* [WHAT THE EXERCISE ASKS]:
In the records below, copy word for word every line from the line with "Patent image size: (440, 561)." to the line with "The valve 74 is at (212, 277).", including both of those lines.

* [RECORDED DATA]:
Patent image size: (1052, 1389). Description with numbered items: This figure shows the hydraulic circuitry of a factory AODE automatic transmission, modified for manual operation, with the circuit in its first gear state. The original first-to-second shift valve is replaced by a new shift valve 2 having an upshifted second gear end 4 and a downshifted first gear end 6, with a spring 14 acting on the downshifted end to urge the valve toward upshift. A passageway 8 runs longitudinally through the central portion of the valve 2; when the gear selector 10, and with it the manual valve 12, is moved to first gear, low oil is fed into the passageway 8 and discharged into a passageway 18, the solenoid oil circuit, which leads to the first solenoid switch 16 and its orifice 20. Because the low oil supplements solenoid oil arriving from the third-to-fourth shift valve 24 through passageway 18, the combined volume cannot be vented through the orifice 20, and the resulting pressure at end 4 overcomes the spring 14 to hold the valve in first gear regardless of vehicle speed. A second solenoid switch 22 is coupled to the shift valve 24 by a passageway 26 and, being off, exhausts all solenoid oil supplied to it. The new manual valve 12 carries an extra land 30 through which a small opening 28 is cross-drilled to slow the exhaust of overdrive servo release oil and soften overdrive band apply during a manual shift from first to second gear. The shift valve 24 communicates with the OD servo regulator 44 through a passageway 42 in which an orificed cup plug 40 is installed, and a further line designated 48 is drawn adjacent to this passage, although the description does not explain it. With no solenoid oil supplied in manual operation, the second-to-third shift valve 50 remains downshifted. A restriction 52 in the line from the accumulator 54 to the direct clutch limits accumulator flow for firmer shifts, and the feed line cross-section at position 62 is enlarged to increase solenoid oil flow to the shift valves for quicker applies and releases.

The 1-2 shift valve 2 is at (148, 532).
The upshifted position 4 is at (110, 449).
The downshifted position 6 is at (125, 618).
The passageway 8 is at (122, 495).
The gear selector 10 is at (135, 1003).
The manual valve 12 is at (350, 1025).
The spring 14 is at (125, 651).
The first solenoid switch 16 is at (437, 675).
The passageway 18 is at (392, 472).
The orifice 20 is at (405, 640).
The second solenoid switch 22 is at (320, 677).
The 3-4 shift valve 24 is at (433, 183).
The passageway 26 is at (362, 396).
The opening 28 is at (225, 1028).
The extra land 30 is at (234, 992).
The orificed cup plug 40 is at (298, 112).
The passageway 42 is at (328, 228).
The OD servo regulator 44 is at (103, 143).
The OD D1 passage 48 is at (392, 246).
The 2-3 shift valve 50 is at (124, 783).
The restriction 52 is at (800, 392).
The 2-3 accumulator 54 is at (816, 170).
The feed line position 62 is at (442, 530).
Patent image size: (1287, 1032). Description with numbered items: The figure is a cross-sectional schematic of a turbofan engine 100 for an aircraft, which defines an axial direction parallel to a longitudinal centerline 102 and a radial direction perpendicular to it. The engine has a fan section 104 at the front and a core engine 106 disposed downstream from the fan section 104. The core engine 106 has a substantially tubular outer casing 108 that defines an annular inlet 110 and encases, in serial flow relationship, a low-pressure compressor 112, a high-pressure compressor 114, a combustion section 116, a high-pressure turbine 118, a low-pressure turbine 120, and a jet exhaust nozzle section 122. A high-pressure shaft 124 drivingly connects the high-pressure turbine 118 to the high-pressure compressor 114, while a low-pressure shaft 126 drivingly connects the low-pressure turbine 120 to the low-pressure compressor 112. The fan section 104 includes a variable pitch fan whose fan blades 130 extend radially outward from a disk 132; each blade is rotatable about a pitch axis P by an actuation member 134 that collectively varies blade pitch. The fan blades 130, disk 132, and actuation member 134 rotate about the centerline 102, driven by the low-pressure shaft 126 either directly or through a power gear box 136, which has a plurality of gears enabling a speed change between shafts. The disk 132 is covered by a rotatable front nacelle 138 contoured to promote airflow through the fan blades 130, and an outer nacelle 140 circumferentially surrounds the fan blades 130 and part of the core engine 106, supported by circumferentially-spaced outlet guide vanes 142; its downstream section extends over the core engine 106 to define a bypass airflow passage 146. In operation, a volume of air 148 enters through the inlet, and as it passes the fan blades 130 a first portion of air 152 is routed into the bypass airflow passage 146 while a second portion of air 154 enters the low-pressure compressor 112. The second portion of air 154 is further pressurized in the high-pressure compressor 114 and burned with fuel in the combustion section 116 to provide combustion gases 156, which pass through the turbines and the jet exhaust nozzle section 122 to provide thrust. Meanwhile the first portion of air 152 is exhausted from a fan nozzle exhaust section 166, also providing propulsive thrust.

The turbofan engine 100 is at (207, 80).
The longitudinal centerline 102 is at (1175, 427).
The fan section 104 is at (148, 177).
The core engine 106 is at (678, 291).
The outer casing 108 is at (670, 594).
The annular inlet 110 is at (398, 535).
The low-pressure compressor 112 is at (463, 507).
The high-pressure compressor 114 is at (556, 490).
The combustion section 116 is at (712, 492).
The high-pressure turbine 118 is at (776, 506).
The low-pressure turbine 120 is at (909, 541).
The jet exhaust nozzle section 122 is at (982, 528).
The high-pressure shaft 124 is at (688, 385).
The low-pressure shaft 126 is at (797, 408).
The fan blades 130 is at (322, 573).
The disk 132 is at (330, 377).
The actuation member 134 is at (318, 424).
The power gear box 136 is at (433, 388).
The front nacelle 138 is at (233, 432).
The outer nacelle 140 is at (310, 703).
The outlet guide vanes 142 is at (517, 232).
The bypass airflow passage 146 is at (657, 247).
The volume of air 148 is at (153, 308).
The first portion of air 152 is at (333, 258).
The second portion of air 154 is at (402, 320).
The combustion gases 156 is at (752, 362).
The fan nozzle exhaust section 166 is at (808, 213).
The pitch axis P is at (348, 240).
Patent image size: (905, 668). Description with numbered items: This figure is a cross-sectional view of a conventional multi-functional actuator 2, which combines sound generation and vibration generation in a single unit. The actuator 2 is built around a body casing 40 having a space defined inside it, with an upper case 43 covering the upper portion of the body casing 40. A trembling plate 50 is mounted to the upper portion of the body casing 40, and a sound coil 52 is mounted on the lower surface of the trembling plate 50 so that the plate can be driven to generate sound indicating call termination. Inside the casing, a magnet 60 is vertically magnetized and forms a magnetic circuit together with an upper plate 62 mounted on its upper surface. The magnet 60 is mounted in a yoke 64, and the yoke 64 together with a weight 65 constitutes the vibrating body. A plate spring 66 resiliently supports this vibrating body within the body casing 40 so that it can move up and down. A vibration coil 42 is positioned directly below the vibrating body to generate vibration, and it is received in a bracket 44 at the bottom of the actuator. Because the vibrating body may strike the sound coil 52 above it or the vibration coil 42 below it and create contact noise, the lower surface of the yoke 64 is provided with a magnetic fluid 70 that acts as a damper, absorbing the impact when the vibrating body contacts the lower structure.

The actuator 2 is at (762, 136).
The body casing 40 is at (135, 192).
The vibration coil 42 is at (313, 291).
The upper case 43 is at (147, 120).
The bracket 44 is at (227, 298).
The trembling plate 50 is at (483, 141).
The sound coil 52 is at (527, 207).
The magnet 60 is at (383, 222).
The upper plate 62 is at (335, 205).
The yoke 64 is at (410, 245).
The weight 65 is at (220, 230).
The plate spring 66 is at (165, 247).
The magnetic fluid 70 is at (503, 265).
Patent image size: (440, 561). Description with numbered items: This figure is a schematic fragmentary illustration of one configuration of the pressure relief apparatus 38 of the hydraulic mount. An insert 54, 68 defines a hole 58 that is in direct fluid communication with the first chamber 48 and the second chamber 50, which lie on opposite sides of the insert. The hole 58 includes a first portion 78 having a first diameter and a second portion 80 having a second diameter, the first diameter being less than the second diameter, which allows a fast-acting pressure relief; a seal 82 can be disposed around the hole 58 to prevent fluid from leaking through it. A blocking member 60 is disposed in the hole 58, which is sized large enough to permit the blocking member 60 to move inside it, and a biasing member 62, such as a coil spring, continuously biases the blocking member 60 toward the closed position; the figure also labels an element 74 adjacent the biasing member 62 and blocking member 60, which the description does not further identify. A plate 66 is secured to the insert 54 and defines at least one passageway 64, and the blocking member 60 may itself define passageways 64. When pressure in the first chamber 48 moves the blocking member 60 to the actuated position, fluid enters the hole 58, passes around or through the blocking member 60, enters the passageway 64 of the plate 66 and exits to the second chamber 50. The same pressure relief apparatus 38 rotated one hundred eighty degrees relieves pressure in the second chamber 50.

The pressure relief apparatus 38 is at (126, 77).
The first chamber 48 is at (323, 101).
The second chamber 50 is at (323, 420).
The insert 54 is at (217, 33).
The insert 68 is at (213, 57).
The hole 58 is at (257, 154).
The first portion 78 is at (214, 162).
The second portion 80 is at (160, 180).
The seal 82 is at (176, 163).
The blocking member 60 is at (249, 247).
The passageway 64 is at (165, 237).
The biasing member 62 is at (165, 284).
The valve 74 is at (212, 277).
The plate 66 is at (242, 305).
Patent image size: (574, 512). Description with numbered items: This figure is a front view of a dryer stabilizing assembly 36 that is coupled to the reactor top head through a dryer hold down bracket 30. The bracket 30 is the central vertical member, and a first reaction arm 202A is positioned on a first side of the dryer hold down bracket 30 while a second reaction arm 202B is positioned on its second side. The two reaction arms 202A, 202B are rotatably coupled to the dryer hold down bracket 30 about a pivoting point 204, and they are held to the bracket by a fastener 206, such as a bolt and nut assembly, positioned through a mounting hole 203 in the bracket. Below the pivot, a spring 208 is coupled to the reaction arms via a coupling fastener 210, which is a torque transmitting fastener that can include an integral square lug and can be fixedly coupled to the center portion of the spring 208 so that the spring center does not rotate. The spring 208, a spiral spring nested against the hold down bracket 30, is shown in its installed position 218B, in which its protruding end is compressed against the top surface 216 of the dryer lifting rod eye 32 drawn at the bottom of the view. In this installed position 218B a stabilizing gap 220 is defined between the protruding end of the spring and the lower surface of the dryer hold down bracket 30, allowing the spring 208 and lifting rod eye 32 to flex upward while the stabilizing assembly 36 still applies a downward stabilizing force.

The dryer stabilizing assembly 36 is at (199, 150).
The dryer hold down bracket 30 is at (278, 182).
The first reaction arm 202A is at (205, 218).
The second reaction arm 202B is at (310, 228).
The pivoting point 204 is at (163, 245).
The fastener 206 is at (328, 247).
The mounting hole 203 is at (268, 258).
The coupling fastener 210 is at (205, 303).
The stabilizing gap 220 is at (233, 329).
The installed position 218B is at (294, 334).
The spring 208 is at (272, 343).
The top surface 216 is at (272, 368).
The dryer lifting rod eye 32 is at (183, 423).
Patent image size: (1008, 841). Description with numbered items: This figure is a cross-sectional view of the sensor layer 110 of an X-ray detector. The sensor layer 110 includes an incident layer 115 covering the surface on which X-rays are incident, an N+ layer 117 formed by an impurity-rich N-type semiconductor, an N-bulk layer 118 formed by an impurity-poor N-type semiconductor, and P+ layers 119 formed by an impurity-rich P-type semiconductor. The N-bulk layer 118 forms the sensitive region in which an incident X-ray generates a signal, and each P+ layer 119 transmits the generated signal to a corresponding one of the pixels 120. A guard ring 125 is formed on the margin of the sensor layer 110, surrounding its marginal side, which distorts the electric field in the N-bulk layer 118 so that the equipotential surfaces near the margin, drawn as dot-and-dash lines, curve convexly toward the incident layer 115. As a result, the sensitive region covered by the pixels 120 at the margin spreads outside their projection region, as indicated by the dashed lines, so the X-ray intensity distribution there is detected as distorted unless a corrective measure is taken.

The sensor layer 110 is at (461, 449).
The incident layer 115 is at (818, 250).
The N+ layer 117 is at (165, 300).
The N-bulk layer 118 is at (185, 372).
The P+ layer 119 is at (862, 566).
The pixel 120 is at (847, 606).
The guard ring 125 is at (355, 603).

* [ANSWER FOR THIS EXERCISE]:
Patent image size: (440, 561). Description with numbered items: This figure is a schematic fragmentary illustration of one configuration of the pressure relief apparatus 38 of the hydraulic mount. An insert 54, 68 defines a hole 58 that is in direct fluid communication with the first chamber 48 and the second chamber 50, which lie on opposite sides of the insert. The hole 58 includes a first portion 78 having a first diameter and a second portion 80 having a second diameter, the first diameter being less than the second diameter, which allows a fast-acting pressure relief; a seal 82 can be disposed around the hole 58 to prevent fluid from leaking through it. A blocking member 60 is disposed in the hole 58, which is sized large enough to permit the blocking member 60 to move inside it, and a biasing member 62, such as a coil spring, continuously biases the blocking member 60 toward the closed position; the figure also labels an element 74 adjacent the biasing member 62 and blocking member 60, which the description does not further identify. A plate 66 is secured to the insert 54 and defines at least one passageway 64, and the blocking member 60 may itself define passageways 64. When pressure in the first chamber 48 moves the blocking member 60 to the actuated position, fluid enters the hole 58, passes around or through the blocking member 60, enters the passageway 64 of the plate 66 and exits to the second chamber 50. The same pressure relief apparatus 38 rotated one hundred eighty degrees relieves pressure in the second chamber 50.

The pressure relief apparatus 38 is at (126, 77).
The first chamber 48 is at (323, 101).
The second chamber 50 is at (323, 420).
The insert 54 is at (217, 33).
The insert 68 is at (213, 57).
The hole 58 is at (257, 154).
The first portion 78 is at (214, 162).
The second portion 80 is at (160, 180).
The seal 82 is at (176, 163).
The blocking member 60 is at (249, 247).
The passageway 64 is at (165, 237).
The biasing member 62 is at (165, 284).
The valve 74 is at (212, 277).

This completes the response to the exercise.